◆ TASK STATEMENT ◆
Collect all lines from the listing that include the string "Frecuencia".

--------------------------------

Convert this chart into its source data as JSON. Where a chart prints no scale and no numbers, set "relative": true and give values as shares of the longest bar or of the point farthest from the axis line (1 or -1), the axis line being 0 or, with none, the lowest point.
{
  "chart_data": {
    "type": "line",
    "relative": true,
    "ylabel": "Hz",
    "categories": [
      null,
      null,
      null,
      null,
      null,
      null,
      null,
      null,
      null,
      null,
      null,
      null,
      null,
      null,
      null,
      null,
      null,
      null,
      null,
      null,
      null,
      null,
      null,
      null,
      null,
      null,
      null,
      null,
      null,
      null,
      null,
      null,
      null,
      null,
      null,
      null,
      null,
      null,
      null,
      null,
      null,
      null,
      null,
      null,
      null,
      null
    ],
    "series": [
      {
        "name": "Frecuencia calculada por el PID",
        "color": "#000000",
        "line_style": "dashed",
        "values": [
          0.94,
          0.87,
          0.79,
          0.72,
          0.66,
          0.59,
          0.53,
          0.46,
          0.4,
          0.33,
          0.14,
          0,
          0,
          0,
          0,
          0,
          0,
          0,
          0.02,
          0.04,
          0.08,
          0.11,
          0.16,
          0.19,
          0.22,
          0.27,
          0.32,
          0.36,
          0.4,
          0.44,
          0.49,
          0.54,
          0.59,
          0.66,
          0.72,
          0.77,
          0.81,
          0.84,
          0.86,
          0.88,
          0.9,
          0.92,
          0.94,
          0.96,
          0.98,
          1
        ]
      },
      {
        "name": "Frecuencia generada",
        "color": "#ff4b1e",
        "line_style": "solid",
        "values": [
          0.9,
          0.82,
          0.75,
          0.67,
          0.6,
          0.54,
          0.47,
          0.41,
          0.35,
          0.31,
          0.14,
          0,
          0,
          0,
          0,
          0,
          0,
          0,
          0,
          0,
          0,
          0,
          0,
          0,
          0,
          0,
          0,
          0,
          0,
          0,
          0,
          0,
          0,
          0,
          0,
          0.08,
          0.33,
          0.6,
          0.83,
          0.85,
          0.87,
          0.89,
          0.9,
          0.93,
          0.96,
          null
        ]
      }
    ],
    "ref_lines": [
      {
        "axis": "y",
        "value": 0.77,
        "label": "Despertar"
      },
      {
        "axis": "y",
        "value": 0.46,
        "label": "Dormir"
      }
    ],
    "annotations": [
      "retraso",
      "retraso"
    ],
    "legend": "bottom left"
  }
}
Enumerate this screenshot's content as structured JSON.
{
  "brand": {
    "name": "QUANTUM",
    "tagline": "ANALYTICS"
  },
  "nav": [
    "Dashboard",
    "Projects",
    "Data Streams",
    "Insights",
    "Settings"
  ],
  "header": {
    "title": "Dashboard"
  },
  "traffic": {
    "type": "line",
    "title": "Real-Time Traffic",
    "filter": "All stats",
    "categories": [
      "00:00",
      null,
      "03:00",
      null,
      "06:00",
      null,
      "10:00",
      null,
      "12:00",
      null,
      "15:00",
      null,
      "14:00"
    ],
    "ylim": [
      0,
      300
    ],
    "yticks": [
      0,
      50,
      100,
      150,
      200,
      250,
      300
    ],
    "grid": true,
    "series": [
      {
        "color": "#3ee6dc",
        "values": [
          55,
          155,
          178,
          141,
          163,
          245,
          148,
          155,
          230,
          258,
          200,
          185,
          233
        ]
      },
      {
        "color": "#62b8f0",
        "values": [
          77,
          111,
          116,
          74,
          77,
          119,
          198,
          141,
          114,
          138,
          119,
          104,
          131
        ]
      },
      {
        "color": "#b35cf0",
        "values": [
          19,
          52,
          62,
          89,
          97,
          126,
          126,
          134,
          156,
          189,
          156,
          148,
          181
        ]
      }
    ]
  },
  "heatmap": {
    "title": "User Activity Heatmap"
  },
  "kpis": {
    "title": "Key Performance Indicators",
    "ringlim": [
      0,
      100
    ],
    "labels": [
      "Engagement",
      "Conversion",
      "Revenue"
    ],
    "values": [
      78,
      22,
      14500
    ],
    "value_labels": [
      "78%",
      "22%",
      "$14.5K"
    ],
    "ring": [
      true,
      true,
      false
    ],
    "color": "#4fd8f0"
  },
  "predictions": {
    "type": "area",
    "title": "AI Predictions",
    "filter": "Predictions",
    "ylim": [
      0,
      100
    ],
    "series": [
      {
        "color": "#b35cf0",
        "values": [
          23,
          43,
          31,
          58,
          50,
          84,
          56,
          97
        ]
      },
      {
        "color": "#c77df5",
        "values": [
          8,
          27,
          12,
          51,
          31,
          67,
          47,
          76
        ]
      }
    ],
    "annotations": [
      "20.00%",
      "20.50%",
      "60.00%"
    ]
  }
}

--------------------------------

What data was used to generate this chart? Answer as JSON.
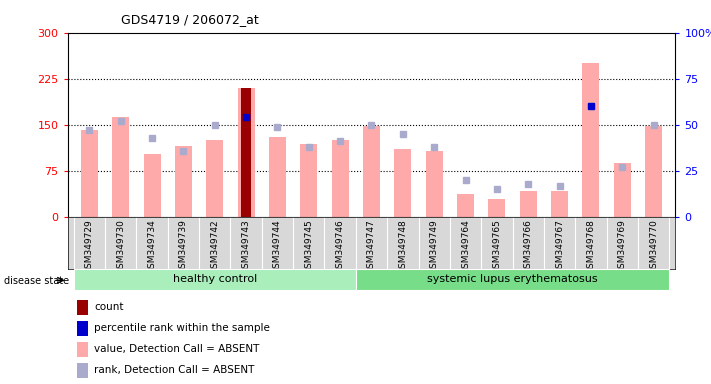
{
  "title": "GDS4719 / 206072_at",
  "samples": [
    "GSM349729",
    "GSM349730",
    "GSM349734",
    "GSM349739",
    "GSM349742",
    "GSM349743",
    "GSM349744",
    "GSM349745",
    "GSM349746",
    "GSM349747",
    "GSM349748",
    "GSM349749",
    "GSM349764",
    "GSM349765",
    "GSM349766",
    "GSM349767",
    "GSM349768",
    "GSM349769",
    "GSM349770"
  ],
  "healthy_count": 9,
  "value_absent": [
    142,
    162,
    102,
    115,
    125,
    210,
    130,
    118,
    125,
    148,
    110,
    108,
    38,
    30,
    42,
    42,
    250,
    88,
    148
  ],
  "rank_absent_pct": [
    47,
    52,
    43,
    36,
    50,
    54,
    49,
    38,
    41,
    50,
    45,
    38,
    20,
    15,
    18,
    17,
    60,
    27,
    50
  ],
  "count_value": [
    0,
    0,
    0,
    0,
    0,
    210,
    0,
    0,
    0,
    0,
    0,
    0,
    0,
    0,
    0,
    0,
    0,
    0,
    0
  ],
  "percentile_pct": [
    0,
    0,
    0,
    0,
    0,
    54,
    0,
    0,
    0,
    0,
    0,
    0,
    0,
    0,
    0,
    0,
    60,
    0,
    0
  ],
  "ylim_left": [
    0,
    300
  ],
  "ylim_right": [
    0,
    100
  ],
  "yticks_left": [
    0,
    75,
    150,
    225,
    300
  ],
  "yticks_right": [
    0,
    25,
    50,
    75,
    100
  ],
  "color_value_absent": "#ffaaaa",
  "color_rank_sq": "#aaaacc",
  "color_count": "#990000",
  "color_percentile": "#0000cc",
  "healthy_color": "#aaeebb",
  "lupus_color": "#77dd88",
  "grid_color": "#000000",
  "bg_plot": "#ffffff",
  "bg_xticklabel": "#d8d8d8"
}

--------------------------------

◆ EXPECTED OUTPUT ◆
        "name": "Frecuencia calculada por el PID",
        "name": "Frecuencia generada",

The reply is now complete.